**Direction:** Go through the listing and copy each line with the string "efile".

**Source records:**
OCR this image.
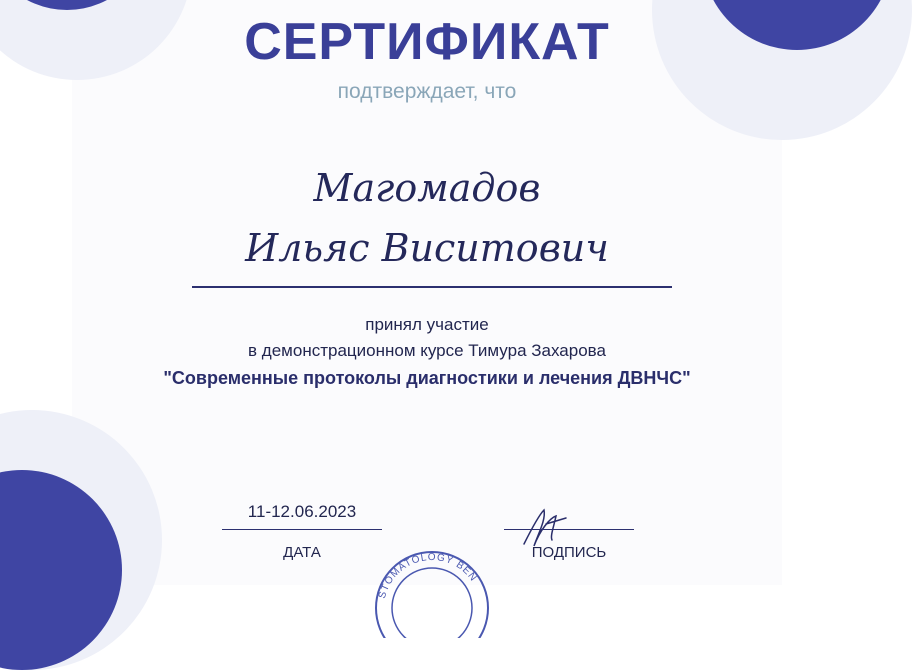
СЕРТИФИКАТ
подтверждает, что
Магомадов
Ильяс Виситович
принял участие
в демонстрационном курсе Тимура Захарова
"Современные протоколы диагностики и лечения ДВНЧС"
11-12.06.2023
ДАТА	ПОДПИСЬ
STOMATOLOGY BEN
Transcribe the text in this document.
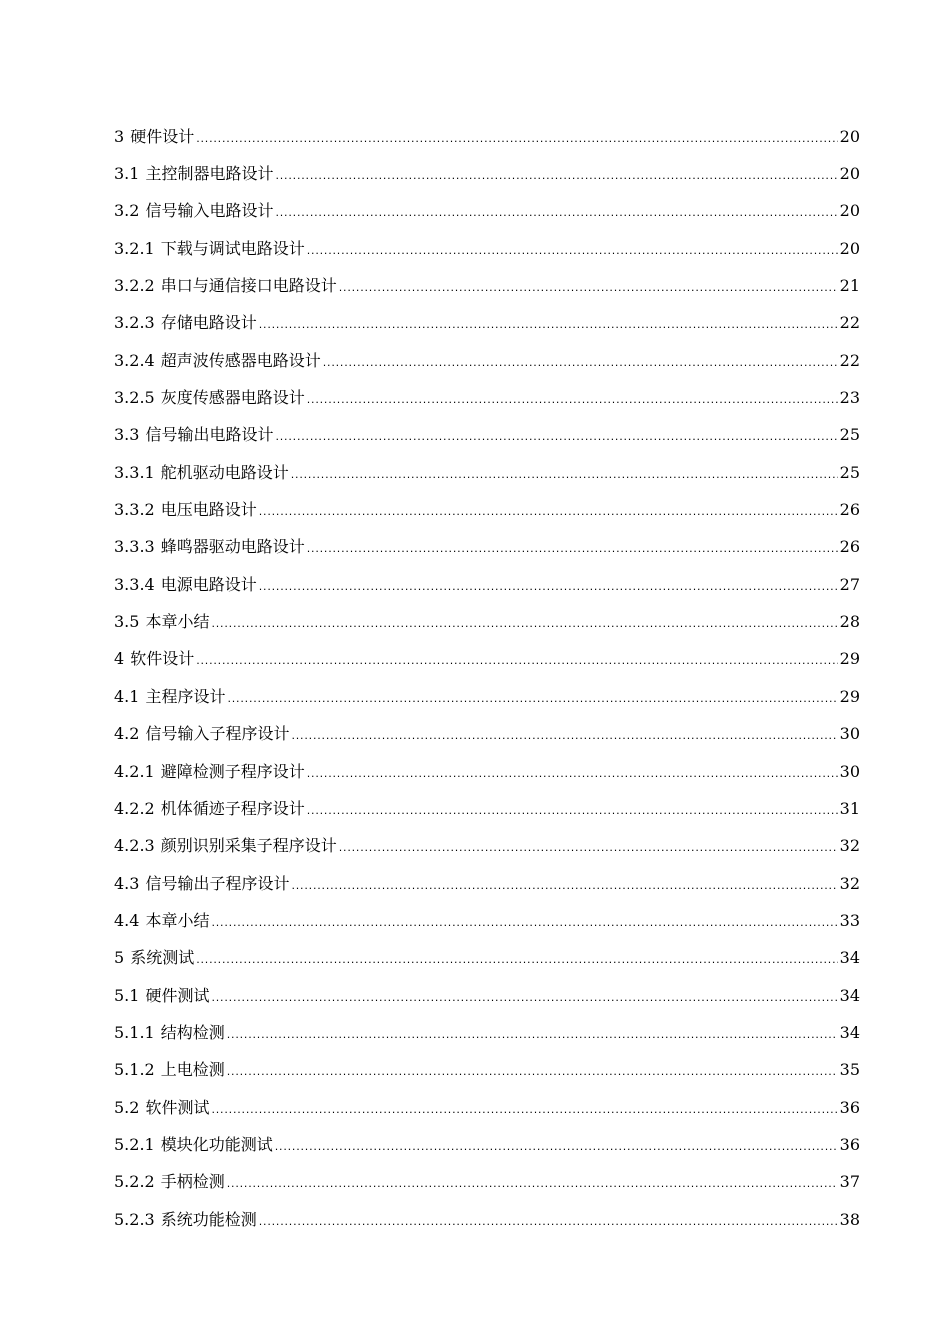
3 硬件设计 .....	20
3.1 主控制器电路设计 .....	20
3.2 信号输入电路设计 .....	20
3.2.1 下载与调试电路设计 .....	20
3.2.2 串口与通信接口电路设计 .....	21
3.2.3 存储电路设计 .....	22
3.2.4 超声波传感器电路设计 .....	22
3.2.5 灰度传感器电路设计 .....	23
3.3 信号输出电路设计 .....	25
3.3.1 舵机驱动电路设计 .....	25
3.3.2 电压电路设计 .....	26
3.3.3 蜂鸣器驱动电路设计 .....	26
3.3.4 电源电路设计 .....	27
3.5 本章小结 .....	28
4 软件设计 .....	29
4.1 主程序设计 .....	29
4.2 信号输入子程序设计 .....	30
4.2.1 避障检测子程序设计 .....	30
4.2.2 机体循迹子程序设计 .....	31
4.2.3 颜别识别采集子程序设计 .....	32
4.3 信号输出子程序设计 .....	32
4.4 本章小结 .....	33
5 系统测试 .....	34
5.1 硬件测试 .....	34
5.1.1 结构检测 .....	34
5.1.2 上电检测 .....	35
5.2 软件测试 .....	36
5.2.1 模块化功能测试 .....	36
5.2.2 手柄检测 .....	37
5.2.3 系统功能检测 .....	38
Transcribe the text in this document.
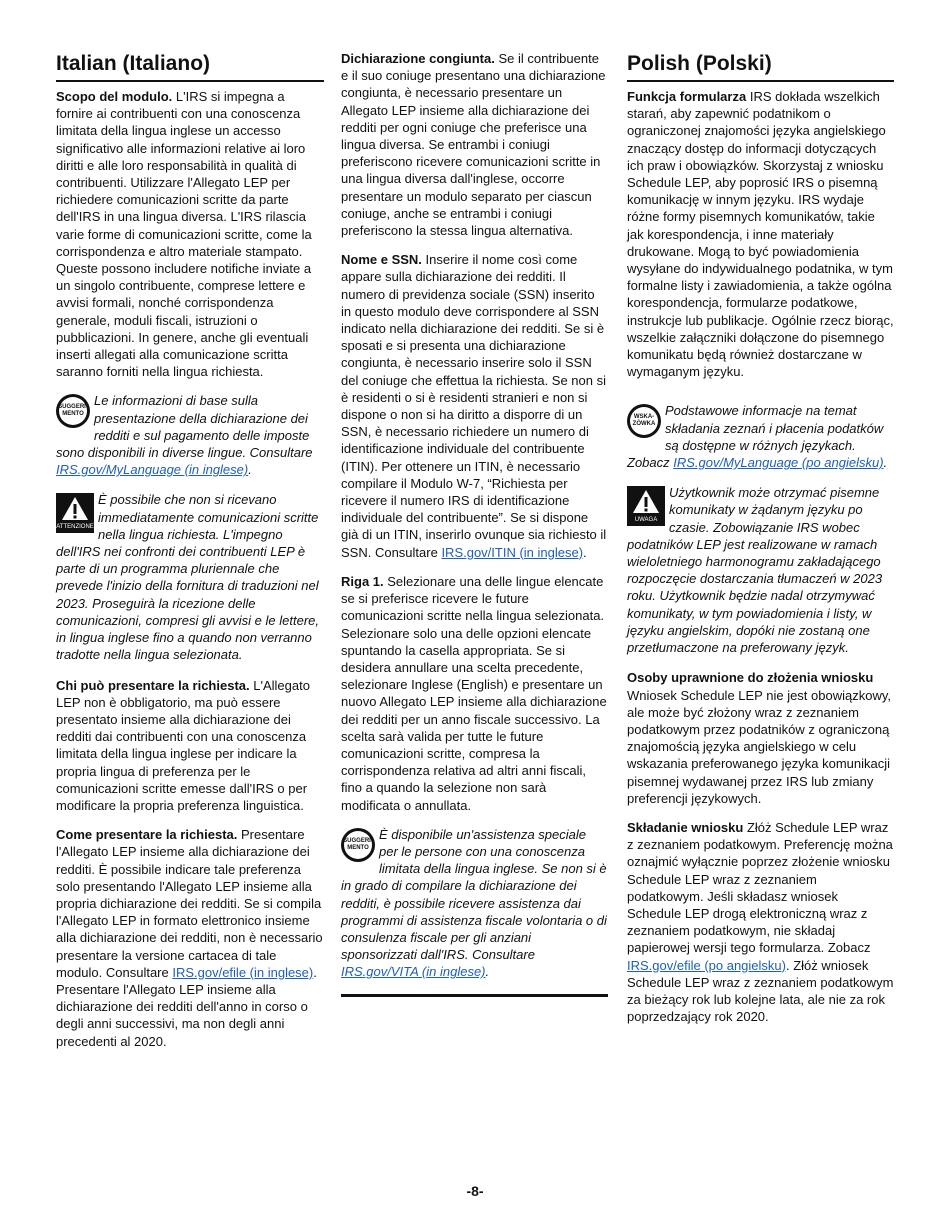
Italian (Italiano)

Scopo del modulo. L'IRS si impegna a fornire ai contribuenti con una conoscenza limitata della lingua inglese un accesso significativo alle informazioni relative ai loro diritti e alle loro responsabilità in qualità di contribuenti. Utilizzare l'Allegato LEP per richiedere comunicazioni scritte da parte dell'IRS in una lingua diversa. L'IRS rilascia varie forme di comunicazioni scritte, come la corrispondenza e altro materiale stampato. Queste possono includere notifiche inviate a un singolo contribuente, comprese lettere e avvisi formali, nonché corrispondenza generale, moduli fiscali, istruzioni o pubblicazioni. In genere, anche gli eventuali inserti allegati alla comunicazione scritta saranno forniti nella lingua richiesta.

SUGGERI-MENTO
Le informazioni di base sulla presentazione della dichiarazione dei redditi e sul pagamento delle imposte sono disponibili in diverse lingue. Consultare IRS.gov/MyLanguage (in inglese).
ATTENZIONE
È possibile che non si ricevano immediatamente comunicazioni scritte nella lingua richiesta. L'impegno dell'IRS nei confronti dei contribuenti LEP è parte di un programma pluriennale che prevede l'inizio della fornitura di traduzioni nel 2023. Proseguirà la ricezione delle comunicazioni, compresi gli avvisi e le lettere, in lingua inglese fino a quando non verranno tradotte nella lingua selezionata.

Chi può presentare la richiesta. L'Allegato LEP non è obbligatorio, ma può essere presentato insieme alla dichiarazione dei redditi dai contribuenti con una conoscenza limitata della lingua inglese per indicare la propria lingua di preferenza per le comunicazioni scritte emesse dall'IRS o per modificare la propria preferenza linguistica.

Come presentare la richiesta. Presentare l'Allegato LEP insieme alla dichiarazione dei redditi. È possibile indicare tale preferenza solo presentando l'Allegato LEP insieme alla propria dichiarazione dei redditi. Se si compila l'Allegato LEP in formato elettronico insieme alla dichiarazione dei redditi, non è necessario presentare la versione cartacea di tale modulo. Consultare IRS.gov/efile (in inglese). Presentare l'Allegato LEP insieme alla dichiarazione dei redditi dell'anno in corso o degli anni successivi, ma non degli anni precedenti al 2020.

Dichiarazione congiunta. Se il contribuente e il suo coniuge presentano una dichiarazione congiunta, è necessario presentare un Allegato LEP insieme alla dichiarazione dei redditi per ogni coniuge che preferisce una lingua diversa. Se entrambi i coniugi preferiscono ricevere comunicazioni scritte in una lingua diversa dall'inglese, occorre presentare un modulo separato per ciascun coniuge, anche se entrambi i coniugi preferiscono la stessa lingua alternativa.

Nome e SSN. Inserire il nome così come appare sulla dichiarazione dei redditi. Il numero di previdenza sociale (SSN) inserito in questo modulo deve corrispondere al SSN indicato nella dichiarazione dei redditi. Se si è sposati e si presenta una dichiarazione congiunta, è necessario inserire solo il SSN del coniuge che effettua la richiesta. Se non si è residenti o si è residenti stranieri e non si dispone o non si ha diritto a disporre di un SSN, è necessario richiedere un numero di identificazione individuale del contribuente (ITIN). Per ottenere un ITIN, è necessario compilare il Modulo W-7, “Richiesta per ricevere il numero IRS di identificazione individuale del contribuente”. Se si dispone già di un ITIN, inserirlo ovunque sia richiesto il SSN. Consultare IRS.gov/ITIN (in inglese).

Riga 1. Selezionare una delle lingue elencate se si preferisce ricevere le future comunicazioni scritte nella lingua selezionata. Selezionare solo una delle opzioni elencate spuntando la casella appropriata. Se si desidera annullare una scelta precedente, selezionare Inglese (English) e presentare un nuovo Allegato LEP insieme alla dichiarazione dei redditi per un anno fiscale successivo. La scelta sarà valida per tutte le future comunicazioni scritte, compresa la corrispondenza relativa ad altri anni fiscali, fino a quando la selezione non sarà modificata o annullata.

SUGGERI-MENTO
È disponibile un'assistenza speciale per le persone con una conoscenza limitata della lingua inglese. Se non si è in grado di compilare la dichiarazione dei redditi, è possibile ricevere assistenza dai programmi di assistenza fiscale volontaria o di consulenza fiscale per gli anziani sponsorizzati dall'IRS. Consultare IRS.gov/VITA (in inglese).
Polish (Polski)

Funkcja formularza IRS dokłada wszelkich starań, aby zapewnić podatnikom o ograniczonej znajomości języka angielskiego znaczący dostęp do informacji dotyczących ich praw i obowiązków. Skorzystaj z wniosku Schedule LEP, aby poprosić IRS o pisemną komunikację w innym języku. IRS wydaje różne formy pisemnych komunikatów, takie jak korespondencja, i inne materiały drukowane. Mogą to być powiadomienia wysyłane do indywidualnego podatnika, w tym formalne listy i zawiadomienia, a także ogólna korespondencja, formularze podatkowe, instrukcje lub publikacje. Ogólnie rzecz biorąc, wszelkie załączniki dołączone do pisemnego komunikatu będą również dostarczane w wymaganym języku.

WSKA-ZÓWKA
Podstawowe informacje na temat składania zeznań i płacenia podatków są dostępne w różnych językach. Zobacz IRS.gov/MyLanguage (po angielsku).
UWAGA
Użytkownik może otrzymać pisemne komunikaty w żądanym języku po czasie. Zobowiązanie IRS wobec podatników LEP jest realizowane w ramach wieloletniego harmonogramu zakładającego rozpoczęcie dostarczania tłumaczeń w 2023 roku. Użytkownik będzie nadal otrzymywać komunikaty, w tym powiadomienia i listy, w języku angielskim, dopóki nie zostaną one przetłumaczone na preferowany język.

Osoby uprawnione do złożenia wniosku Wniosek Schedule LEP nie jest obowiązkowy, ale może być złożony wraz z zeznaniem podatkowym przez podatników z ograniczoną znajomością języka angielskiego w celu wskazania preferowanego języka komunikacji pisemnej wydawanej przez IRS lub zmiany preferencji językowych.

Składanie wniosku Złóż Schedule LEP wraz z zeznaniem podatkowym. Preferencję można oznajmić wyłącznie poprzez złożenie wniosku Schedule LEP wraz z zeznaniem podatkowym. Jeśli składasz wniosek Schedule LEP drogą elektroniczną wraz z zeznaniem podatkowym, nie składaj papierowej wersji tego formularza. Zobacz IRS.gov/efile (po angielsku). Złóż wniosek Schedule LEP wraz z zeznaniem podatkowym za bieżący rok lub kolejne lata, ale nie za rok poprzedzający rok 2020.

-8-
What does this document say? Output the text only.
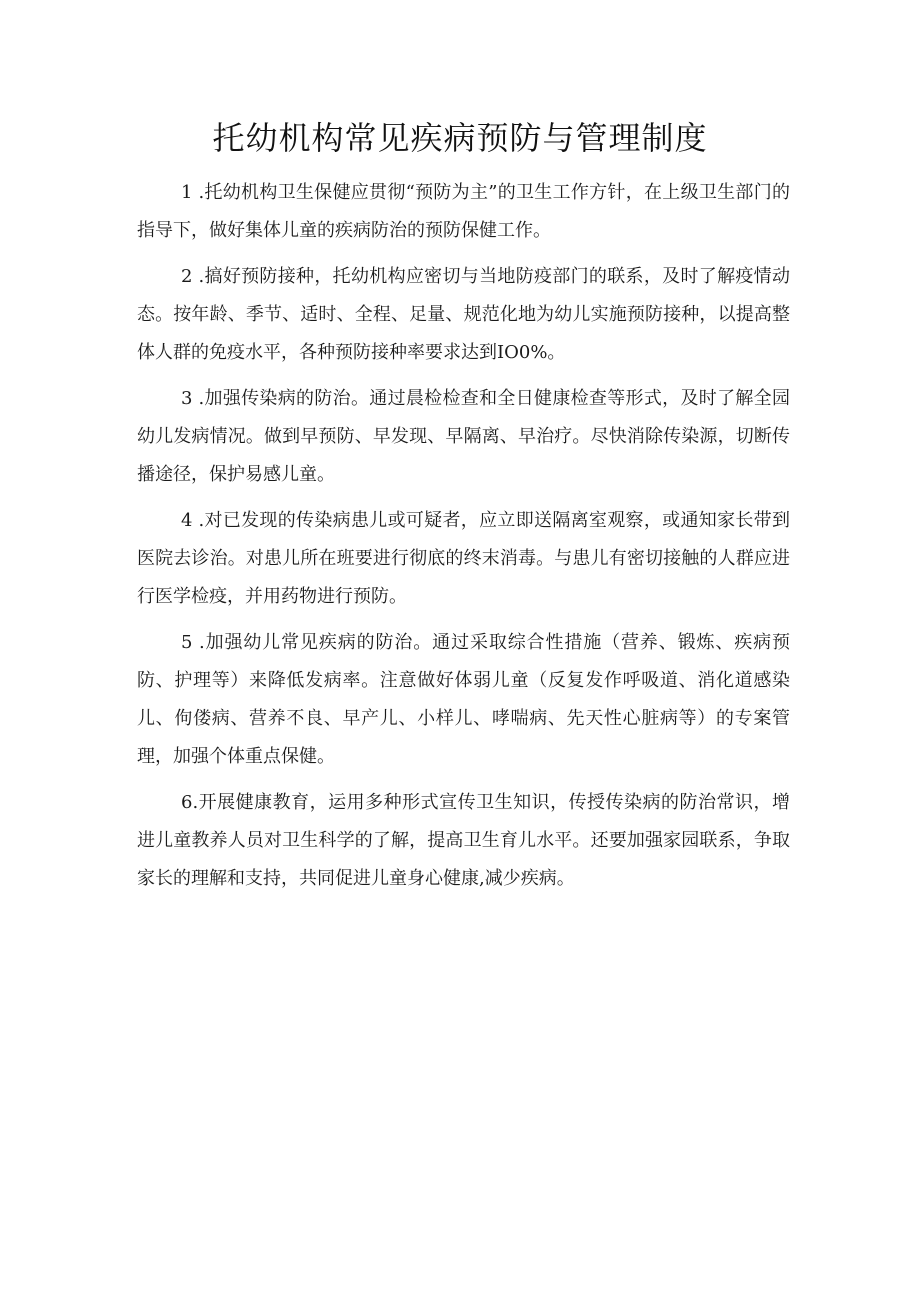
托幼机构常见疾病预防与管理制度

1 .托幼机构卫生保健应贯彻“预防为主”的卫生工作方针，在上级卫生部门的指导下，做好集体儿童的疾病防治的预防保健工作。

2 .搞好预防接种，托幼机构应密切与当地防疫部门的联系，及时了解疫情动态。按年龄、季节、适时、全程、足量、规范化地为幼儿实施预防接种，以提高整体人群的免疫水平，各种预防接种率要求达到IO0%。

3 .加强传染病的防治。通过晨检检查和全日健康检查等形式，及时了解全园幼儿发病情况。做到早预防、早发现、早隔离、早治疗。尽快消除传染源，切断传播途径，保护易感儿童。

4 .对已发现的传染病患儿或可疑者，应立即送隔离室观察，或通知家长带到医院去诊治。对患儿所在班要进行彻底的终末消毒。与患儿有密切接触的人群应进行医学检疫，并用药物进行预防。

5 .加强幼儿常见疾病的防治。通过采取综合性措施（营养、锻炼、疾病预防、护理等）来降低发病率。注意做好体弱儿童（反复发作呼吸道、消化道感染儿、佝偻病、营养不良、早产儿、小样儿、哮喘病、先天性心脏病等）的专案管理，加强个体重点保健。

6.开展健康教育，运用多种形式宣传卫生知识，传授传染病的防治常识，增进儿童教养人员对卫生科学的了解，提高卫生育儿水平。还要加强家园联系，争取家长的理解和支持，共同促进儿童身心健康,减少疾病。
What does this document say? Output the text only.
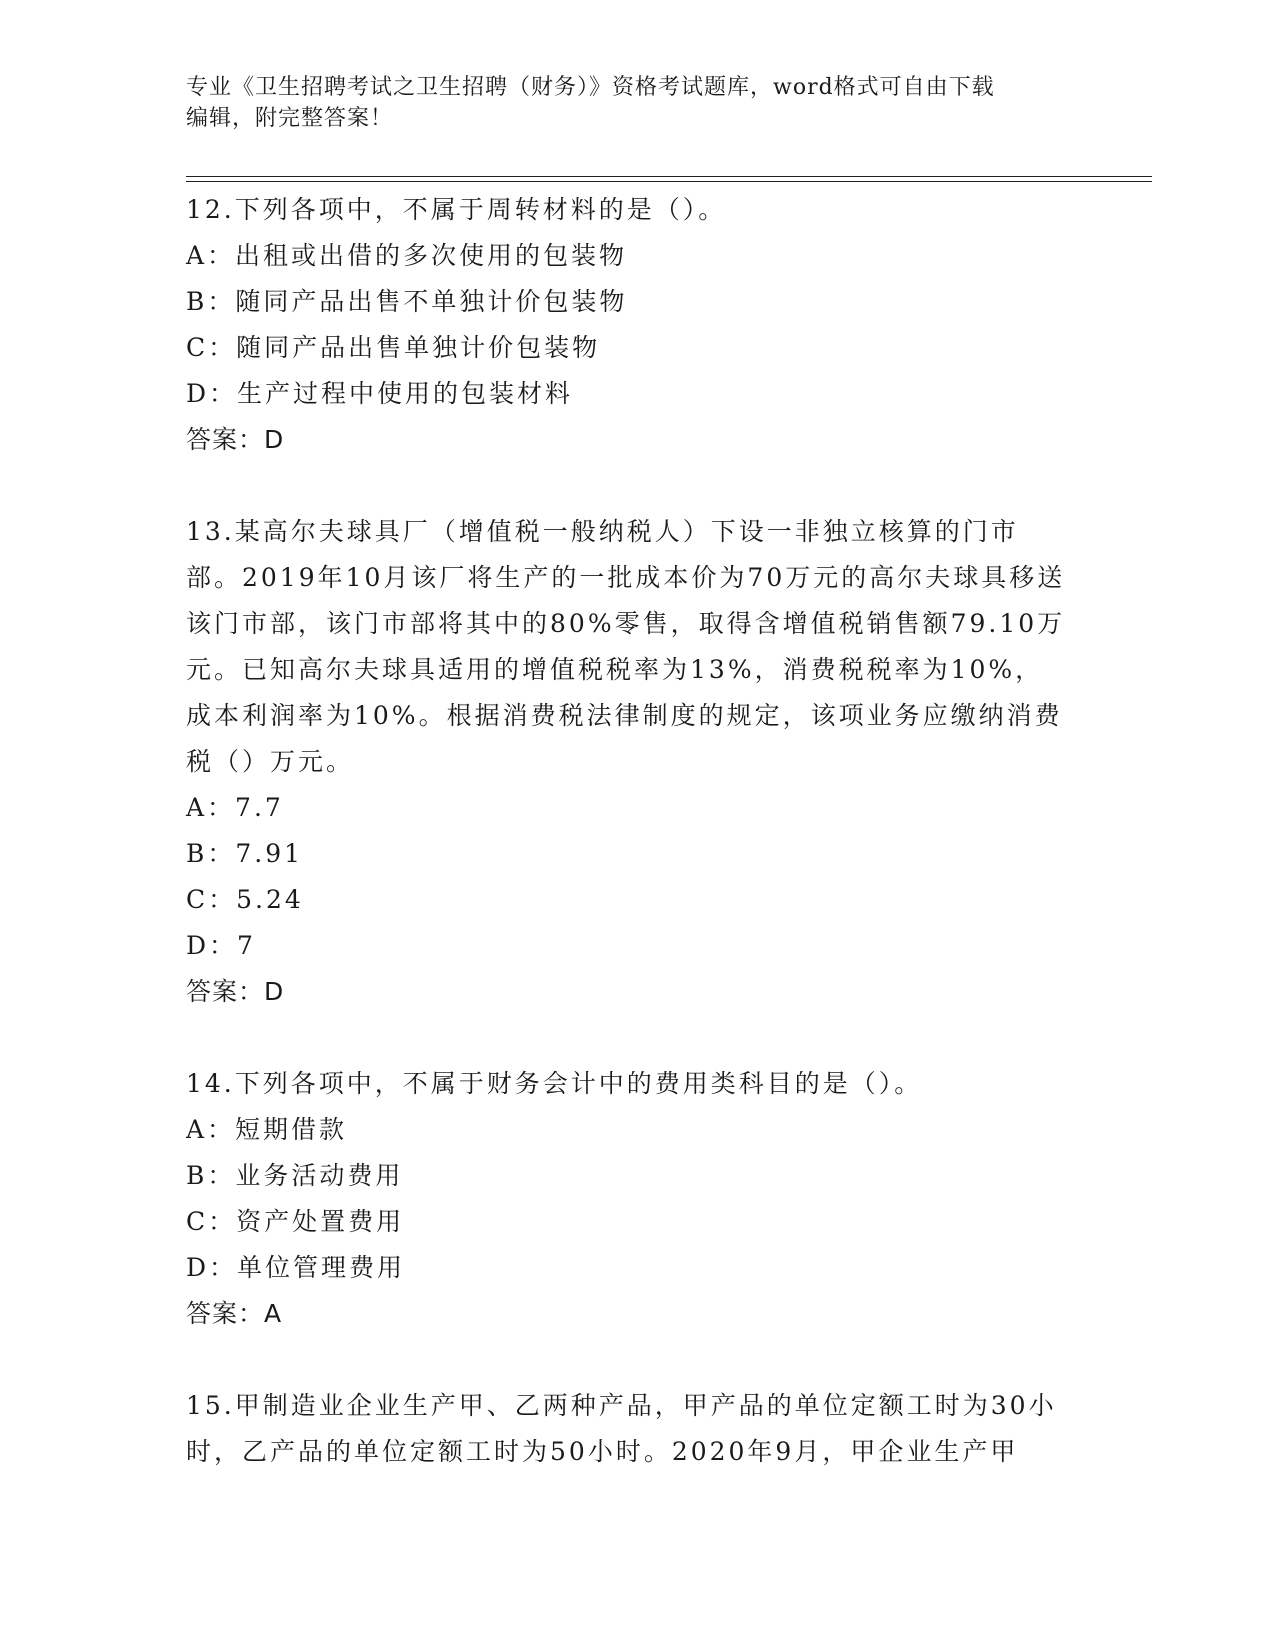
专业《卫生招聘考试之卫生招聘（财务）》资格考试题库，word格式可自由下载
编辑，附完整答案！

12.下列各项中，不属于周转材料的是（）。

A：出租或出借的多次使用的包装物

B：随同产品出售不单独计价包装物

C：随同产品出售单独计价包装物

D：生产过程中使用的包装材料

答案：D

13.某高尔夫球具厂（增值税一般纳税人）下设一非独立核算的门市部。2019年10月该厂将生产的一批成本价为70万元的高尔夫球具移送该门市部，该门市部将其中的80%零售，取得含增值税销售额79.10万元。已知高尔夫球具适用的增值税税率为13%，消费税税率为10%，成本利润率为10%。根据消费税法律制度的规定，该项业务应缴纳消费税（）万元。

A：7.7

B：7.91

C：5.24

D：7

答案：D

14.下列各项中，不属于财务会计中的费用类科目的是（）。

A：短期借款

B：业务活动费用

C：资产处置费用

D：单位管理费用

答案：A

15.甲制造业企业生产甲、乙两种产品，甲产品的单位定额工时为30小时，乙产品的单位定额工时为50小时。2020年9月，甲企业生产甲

**Result of the exercise:**
Come presentare la richiesta. Presentare l'Allegato LEP insieme alla dichiarazione dei redditi. È possibile indicare tale preferenza solo presentando l'Allegato LEP insieme alla propria dichiarazione dei redditi. Se si compila l'Allegato LEP in formato elettronico insieme alla dichiarazione dei redditi, non è necessario presentare la versione cartacea di tale modulo. Consultare IRS.gov/efile (in inglese). Presentare l'Allegato LEP insieme alla dichiarazione dei redditi dell'anno in corso o degli anni successivi, ma non degli anni precedenti al 2020.
Składanie wniosku Złóż Schedule LEP wraz z zeznaniem podatkowym. Preferencję można oznajmić wyłącznie poprzez złożenie wniosku Schedule LEP wraz z zeznaniem podatkowym. Jeśli składasz wniosek Schedule LEP drogą elektroniczną wraz z zeznaniem podatkowym, nie składaj papierowej wersji tego formularza. Zobacz IRS.gov/efile (po angielsku). Złóż wniosek Schedule LEP wraz z zeznaniem podatkowym za bieżący rok lub kolejne lata, ale nie za rok poprzedzający rok 2020.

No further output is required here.